### TASK DIRECTIONS
Which lines in the material below contain the word "Receiving"? Copy each of them.

### DATA ENTRIES

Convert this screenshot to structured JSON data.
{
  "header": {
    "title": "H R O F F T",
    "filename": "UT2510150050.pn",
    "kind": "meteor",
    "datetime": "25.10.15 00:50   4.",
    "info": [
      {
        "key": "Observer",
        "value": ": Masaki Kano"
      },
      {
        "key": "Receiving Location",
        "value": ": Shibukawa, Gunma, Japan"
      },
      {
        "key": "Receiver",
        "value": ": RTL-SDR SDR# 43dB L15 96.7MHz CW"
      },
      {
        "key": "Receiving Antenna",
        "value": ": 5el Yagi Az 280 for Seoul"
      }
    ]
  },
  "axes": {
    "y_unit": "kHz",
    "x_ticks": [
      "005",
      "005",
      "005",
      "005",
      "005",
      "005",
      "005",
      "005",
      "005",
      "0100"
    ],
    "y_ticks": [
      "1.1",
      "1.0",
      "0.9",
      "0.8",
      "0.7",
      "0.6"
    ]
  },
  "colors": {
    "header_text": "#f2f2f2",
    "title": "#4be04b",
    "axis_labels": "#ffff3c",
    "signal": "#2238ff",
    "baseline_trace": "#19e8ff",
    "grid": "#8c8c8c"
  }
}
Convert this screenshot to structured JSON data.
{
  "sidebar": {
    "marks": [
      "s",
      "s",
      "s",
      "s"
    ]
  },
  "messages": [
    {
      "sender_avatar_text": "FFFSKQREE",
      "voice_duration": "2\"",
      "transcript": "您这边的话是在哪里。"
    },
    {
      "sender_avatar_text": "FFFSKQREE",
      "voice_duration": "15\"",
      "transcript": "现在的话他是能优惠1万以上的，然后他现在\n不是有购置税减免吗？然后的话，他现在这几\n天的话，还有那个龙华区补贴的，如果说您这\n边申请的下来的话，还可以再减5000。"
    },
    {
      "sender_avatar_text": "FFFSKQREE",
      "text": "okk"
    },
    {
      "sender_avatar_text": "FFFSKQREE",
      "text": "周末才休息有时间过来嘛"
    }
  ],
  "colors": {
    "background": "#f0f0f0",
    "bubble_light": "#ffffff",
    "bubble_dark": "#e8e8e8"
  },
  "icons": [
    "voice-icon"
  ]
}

### THE RESPONSE
        "key": "Receiving Location",
        "key": "Receiving Antenna",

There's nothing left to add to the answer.